◆ INSTRUCTIONS TO FOLLOW: Write the entries out again exactly as they stand, but without the pictures.

○ ○ ○ ○ ○ ○ ○

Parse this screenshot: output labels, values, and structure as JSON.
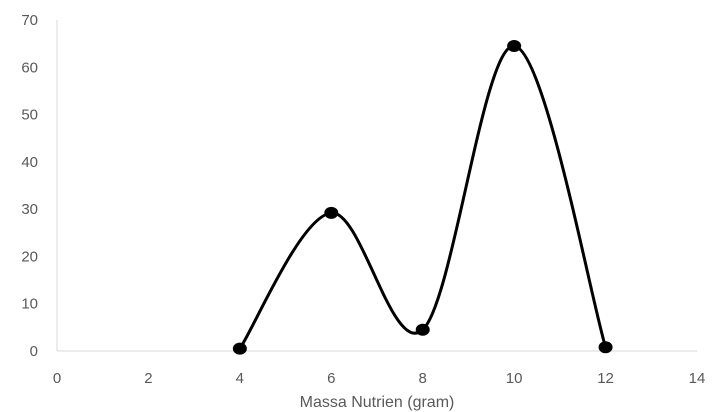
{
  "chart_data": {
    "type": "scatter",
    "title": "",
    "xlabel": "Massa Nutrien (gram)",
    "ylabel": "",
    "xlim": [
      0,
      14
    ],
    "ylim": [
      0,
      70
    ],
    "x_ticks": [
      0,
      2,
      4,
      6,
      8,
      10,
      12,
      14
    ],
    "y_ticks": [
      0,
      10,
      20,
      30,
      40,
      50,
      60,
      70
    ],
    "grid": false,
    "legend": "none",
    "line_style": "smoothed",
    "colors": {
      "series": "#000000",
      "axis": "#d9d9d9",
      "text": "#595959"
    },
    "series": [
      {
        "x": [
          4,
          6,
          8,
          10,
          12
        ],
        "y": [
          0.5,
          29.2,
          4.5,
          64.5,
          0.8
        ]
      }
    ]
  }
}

○ ○ ○ ○ ○ ○ ○

◆ OUTPUT OF THE TASK:
Parse this screenshot: output labels, values, and structure as JSON.
{
  "chart_data": {
    "type": "scatter",
    "title": "",
    "xlabel": "Massa Nutrien (gram)",
    "ylabel": "",
    "xlim": [
      0,
      14
    ],
    "ylim": [
      0,
      70
    ],
    "x_ticks": [
      0,
      2,
      4,
      6,
      8,
      10,
      12,
      14
    ],
    "y_ticks": [
      0,
      10,
      20,
      30,
      40,
      50,
      60,
      70
    ],
    "grid": false,
    "legend": "none",
    "line_style": "smoothed",
    "colors": {
      "series": "#000000",
      "axis": "#d9d9d9",
      "text": "#595959"
    },
    "series": [
      {
        "x": [
          4,
          6,
          8,
          10,
          12
        ],
        "y": [
          0.5,
          29.2,
          4.5,
          64.5,
          0.8
        ]
      }
    ]
  }
}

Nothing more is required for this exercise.